● **STATED EXERCISE**: Filter the entries and keep only the lines where the string "beleértve" appears.
** Start THE DATA **
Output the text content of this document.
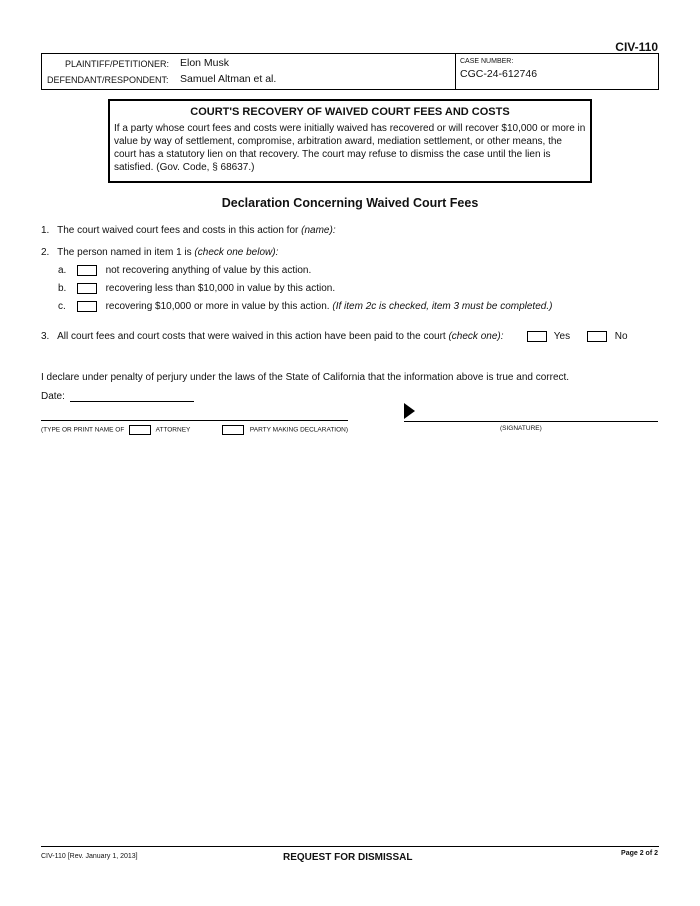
CIV-110
PLAINTIFF/PETITIONER: Elon Musk
DEFENDANT/RESPONDENT: Samuel Altman et al.
CASE NUMBER:
CGC-24-612746
COURT'S RECOVERY OF WAIVED COURT FEES AND COSTS
If a party whose court fees and costs were initially waived has recovered or will recover $10,000 or more in value by way of settlement, compromise, arbitration award, mediation settlement, or other means, the court has a statutory lien on that recovery. The court may refuse to dismiss the case until the lien is satisfied. (Gov. Code, § 68637.)
Declaration Concerning Waived Court Fees
1. The court waived court fees and costs in this action for (name):
2. The person named in item 1 is (check one below):
a.	not recovering anything of value by this action.
b.	recovering less than $10,000 in value by this action.
c.	recovering $10,000 or more in value by this action. (If item 2c is checked, item 3 must be completed.)
3. All court fees and court costs that were waived in this action have been paid to the court (check one):	Yes	No
I declare under penalty of perjury under the laws of the State of California that the information above is true and correct.
Date:
(TYPE OR PRINT NAME OF	ATTORNEY	PARTY MAKING DECLARATION)	(SIGNATURE)
CIV-110 [Rev. January 1, 2013]	REQUEST FOR DISMISSAL	Page 2 of 2
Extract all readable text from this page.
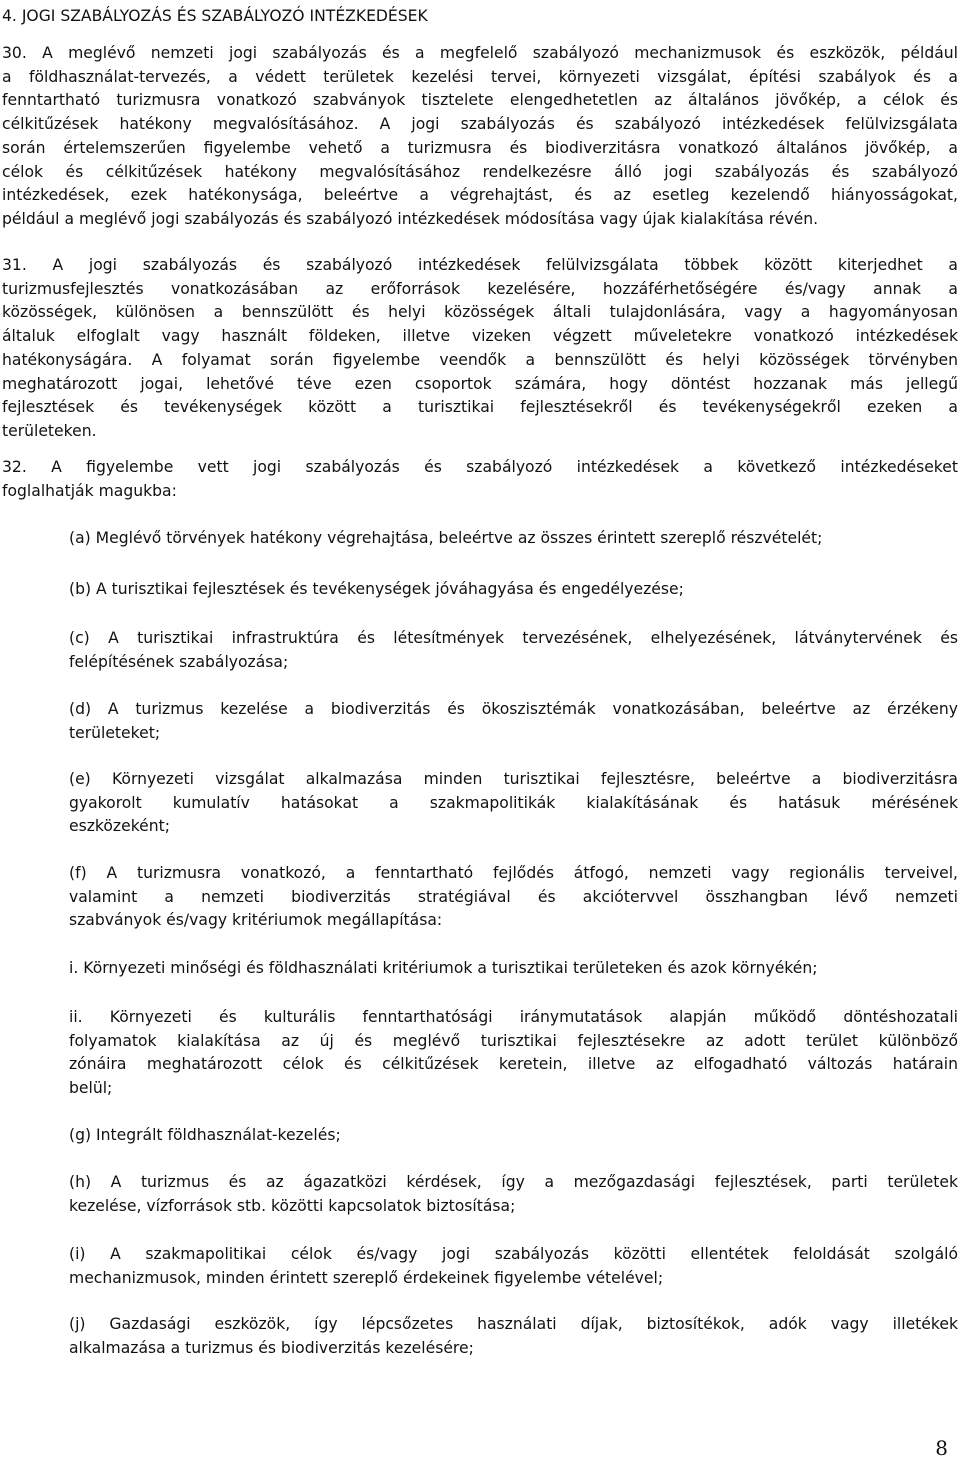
4. JOGI SZABÁLYOZÁS ÉS SZABÁLYOZÓ INTÉZKEDÉSEK
30. A meglévő nemzeti jogi szabályozás és a megfelelő szabályozó mechanizmusok és eszközök, például
a földhasználat-tervezés, a védett területek kezelési tervei, környezeti vizsgálat, építési szabályok és a
fenntartható turizmusra vonatkozó szabványok tisztelete elengedhetetlen az általános jövőkép, a célok és
célkitűzések hatékony megvalósításához. A jogi szabályozás és szabályozó intézkedések felülvizsgálata
során értelemszerűen figyelembe vehető a turizmusra és biodiverzitásra vonatkozó általános jövőkép, a
célok és célkitűzések hatékony megvalósításához rendelkezésre álló jogi szabályozás és szabályozó
intézkedések, ezek hatékonysága, beleértve a végrehajtást, és az esetleg kezelendő hiányosságokat,
például a meglévő jogi szabályozás és szabályozó intézkedések módosítása vagy újak kialakítása révén.
31. A jogi szabályozás és szabályozó intézkedések felülvizsgálata többek között kiterjedhet a
turizmusfejlesztés vonatkozásában az erőforrások kezelésére, hozzáférhetőségére és/vagy annak a
közösségek, különösen a bennszülött és helyi közösségek általi tulajdonlására, vagy a hagyományosan
általuk elfoglalt vagy használt földeken, illetve vizeken végzett műveletekre vonatkozó intézkedések
hatékonyságára. A folyamat során figyelembe veendők a bennszülött és helyi közösségek törvényben
meghatározott jogai, lehetővé téve ezen csoportok számára, hogy döntést hozzanak más jellegű
fejlesztések és tevékenységek között a turisztikai fejlesztésekről és tevékenységekről ezeken a
területeken.
32. A figyelembe vett jogi szabályozás és szabályozó intézkedések a következő intézkedéseket
foglalhatják magukba:
(a) Meglévő törvények hatékony végrehajtása, beleértve az összes érintett szereplő részvételét;
(b) A turisztikai fejlesztések és tevékenységek jóváhagyása és engedélyezése;
(c) A turisztikai infrastruktúra és létesítmények tervezésének, elhelyezésének, látványtervének és
felépítésének szabályozása;
(d) A turizmus kezelése a biodiverzitás és ökoszisztémák vonatkozásában, beleértve az érzékeny
területeket;
(e) Környezeti vizsgálat alkalmazása minden turisztikai fejlesztésre, beleértve a biodiverzitásra
gyakorolt kumulatív hatásokat a szakmapolitikák kialakításának és hatásuk mérésének
eszközeként;
(f) A turizmusra vonatkozó, a fenntartható fejlődés átfogó, nemzeti vagy regionális terveivel,
valamint a nemzeti biodiverzitás stratégiával és akciótervvel összhangban lévő nemzeti
szabványok és/vagy kritériumok megállapítása:
i. Környezeti minőségi és földhasználati kritériumok a turisztikai területeken és azok környékén;
ii. Környezeti és kulturális fenntarthatósági iránymutatások alapján működő döntéshozatali
folyamatok kialakítása az új és meglévő turisztikai fejlesztésekre az adott terület különböző
zónáira meghatározott célok és célkitűzések keretein, illetve az elfogadható változás határain
belül;
(g) Integrált földhasználat-kezelés;
(h) A turizmus és az ágazatközi kérdések, így a mezőgazdasági fejlesztések, parti területek
kezelése, vízforrások stb. közötti kapcsolatok biztosítása;
(i) A szakmapolitikai célok és/vagy jogi szabályozás közötti ellentétek feloldását szolgáló
mechanizmusok, minden érintett szereplő érdekeinek figyelembe vételével;
(j) Gazdasági eszközök, így lépcsőzetes használati díjak, biztosítékok, adók vagy illetékek
alkalmazása a turizmus és biodiverzitás kezelésére;
8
** End THE DATA **
● **RESPONSE FOR THIS EXERCISE**:
intézkedések, ezek hatékonysága, beleértve a végrehajtást, és az esetleg kezelendő hiányosságokat,
(a) Meglévő törvények hatékony végrehajtása, beleértve az összes érintett szereplő részvételét;
(d) A turizmus kezelése a biodiverzitás és ökoszisztémák vonatkozásában, beleértve az érzékeny
(e) Környezeti vizsgálat alkalmazása minden turisztikai fejlesztésre, beleértve a biodiverzitásra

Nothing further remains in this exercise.